> _Document extract_:
▶
You could potentially combine these, but be considerate of the other inhabitants of the cluster, and be mindful of the resource needs of different parts of your workflow.

Another important aspect is monitoring your pipelines and the data that they consume and produce. There have been many “mysterious” failures that are due to a strange document, an empty document, or a document that is three hundred times larger than normal. You should log information from your pipelines. Sometimes, this creates big data of its own. Unless you are trying to debug a pipeline, you do not need to output information for each document or record what you are processing. Instead, you can at least track minima, means, and maxima. The basic values that should be tracked are document size and processing time. If you implement this, then you have a quick first step to triage problems.

Demoing NLP-Based Applications

Properly demoing an NLP-based application is as much a matter of technical skills as communication skills. When you are showing your work to the product owner and the stakeholders, you will need to be prepared to explain the application from three NLP-perspectives: software, data science, and linguistics. When you are building your demo, you should try and “break” the system by finding data and language edge cases that produce poor-looking results. Sometimes, these results are reasonable, but if someone does not have a technical understanding of such systems, the results look ridiculous. If the client finds an example like this, it can derail the whole demo. If you find one beforehand, you should prepare an explanation about either why this is the correct result given the data or how you will fix it. Sometimes “fixing” a problem like this is more aesthetic than technical. This is why you should be considering the user experience from the beginning of the project.
◀
> _Data segment_:
▶
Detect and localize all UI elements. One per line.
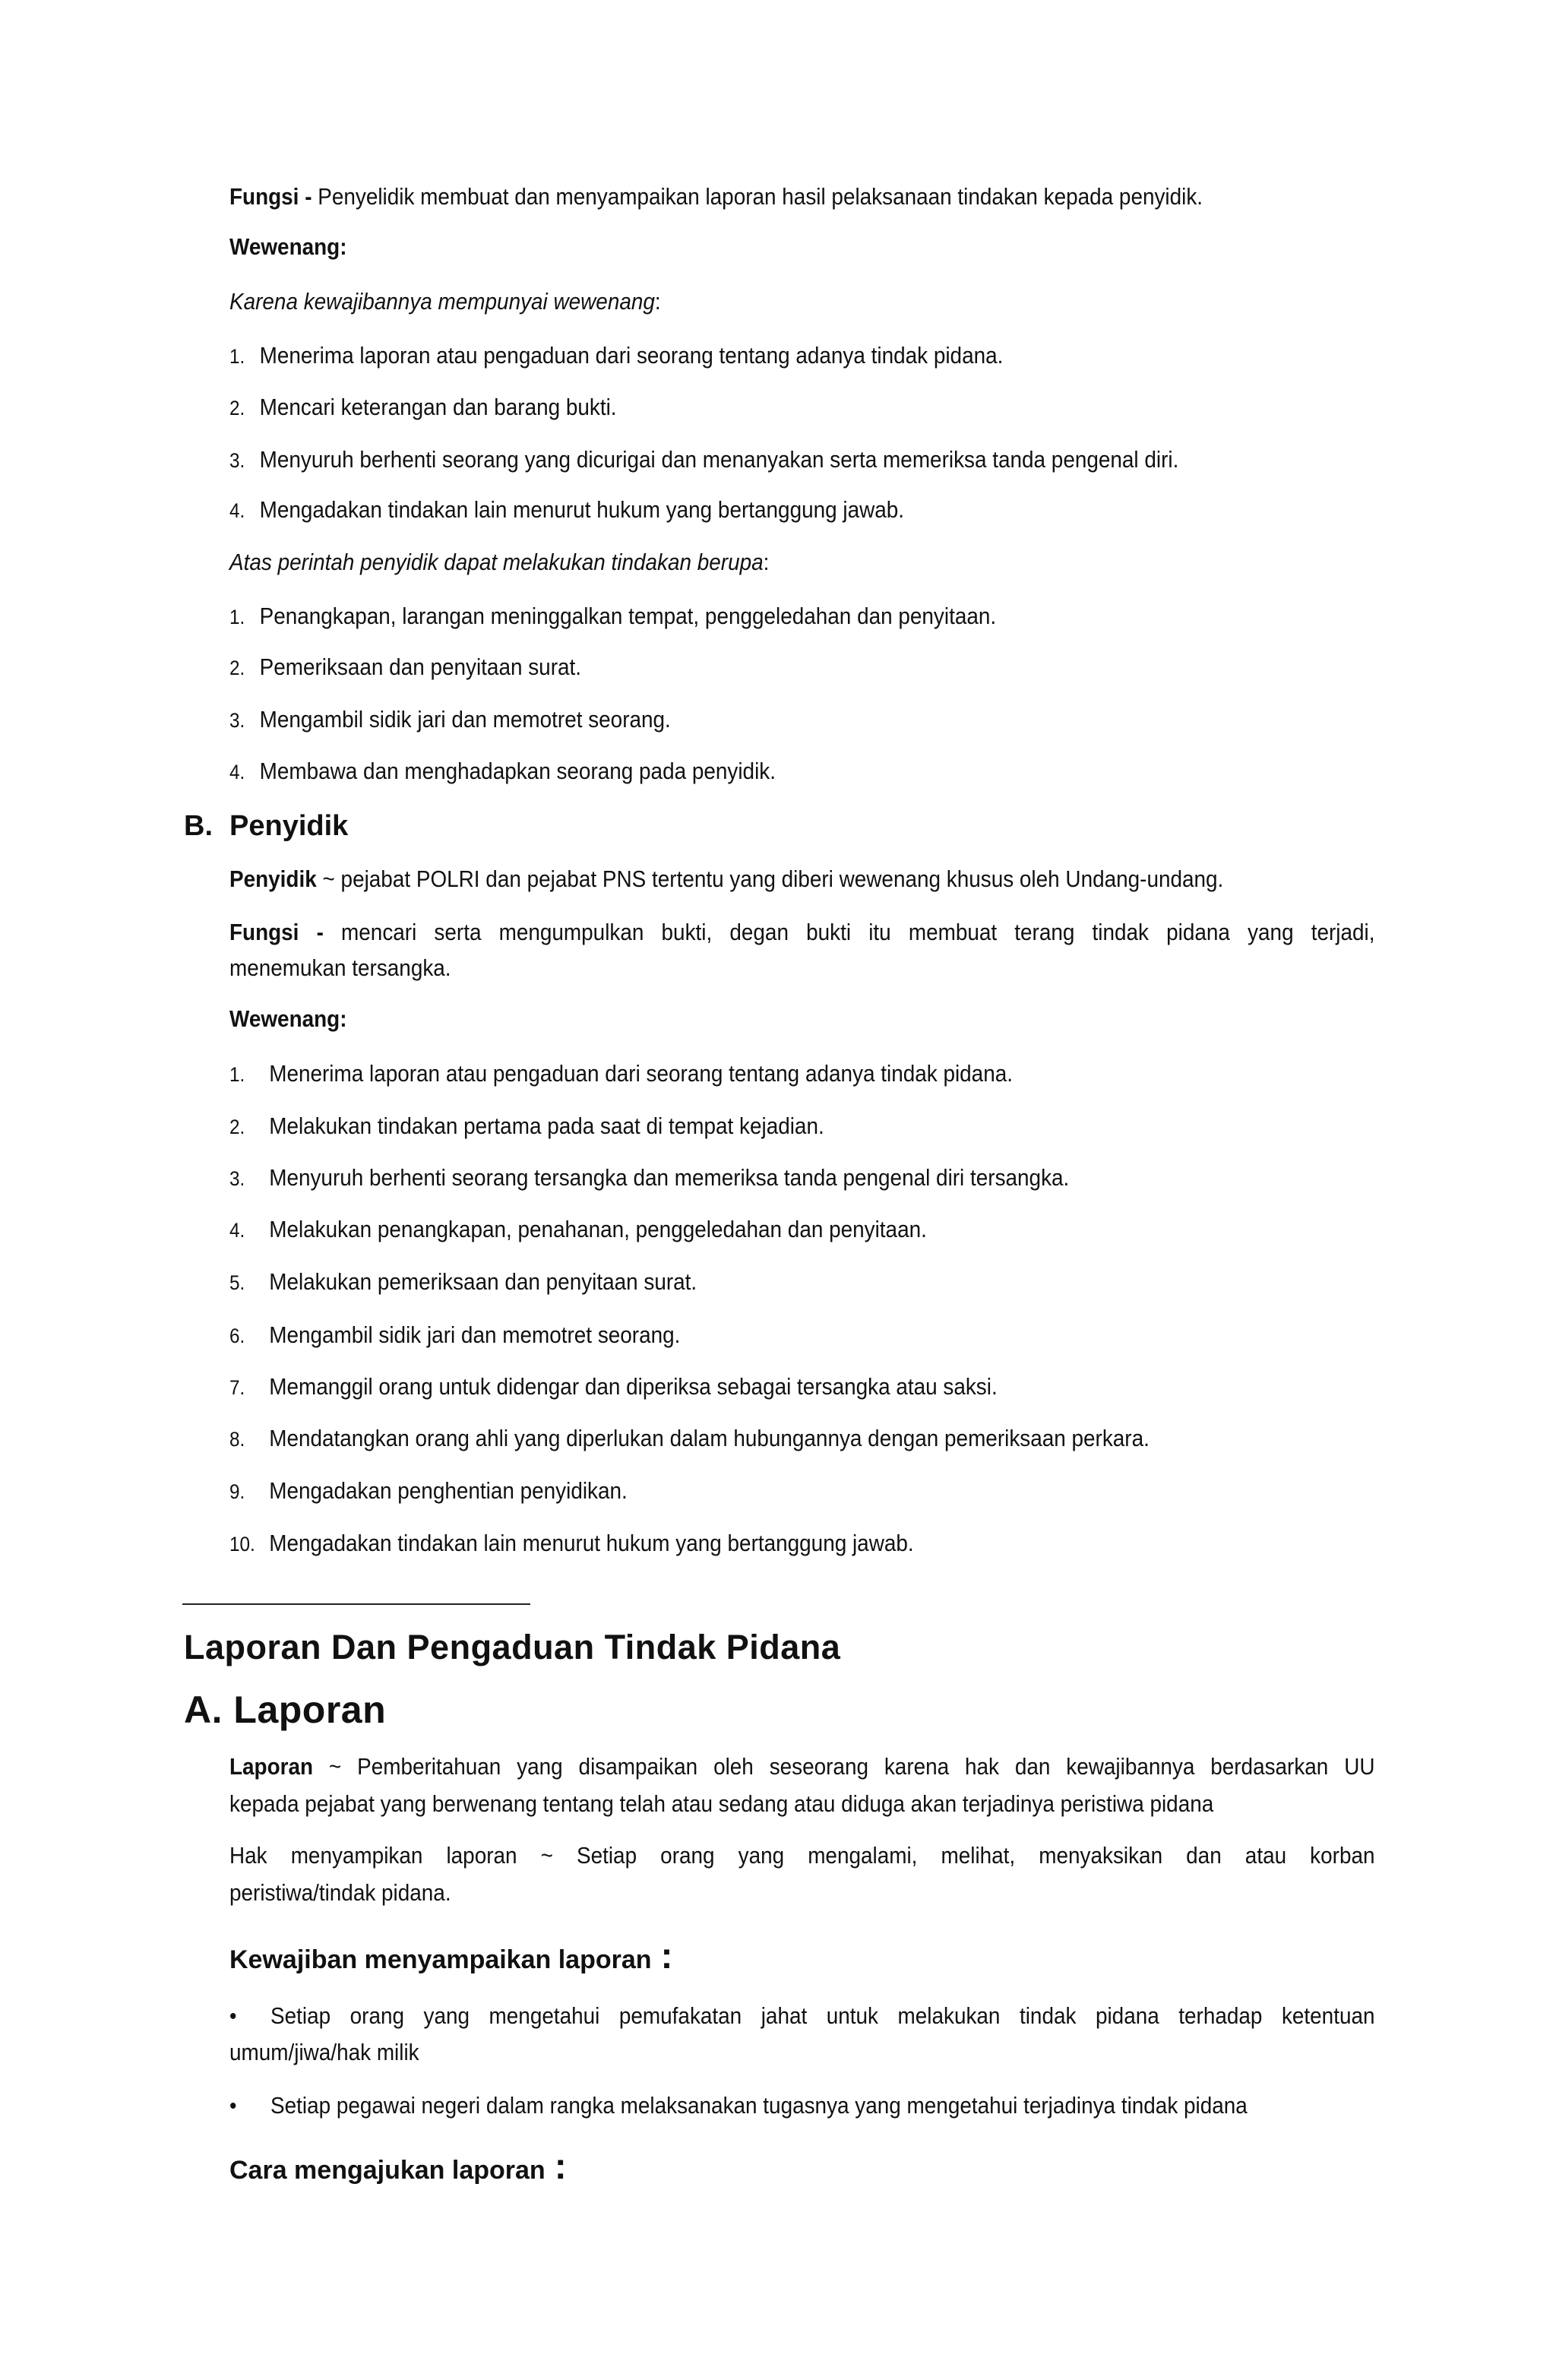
◀
> _Stated problem_:
Translate this sentence from the NLP pipelines and demos text into Spanish: "The basic values that should be tracked are document size and processing time."

> _Answer to this exercise_:
Los valores básicos que se deben registrar son el tamaño del documento y el tiempo de procesamiento.